Treść zadania: Odszukaj w poniższych wierszach wszystkie, które zawierają ciąg „graduate”, i przepisz je. Wielkość liter ma znaczenie.

Pozycje wymienione w zbiorze danych:
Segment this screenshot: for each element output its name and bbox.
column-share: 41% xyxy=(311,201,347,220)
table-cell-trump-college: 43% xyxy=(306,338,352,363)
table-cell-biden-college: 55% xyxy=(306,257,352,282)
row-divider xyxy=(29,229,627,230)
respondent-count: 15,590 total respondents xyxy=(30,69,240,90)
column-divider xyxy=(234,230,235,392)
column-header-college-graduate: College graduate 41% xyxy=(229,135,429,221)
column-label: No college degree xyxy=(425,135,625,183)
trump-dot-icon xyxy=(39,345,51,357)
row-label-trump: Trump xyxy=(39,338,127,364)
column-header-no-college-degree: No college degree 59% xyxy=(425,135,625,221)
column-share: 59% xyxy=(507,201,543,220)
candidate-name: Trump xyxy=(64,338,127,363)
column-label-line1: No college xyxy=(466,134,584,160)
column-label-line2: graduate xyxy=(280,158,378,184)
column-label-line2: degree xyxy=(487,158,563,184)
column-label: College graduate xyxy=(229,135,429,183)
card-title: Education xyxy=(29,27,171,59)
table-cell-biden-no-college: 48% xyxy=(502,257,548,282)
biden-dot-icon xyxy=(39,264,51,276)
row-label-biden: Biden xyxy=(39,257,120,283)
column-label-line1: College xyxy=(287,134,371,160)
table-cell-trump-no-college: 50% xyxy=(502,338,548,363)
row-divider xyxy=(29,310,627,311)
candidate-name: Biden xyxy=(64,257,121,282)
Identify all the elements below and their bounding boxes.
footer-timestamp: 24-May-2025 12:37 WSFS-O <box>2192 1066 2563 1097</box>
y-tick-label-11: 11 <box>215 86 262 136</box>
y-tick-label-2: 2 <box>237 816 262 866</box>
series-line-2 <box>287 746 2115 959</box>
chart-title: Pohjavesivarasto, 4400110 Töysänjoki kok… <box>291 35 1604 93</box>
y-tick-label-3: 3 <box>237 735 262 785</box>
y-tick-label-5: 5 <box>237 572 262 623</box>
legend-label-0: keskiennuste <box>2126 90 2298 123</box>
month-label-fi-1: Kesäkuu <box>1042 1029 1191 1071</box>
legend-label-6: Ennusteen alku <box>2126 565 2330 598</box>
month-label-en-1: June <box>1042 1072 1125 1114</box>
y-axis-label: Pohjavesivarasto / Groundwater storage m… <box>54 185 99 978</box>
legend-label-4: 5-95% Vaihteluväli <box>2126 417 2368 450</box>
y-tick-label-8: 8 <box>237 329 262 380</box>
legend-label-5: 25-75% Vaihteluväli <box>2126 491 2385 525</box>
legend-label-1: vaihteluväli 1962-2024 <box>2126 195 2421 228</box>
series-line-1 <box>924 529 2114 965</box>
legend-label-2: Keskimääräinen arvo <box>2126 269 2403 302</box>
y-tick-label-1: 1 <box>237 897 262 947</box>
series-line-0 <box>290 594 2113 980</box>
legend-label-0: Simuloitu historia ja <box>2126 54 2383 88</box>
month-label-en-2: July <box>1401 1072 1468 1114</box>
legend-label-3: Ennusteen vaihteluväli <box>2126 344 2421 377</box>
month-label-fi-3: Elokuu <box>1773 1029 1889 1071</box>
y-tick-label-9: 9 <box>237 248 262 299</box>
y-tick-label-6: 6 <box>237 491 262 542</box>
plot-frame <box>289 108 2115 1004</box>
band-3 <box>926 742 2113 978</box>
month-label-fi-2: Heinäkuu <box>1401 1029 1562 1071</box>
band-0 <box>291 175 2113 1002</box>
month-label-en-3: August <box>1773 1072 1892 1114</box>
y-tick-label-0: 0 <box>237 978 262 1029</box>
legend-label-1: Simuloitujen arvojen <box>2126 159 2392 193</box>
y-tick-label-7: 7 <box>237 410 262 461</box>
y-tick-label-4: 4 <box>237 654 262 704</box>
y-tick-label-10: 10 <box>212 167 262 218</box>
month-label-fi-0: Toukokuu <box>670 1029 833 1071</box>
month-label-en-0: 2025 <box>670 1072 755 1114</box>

Wykonane ćwiczenie:
column-header-college-graduate: College graduate 41% xyxy=(229,135,429,221)
column-label-line2: graduate xyxy=(280,158,378,184)
column-label: College graduate xyxy=(229,135,429,183)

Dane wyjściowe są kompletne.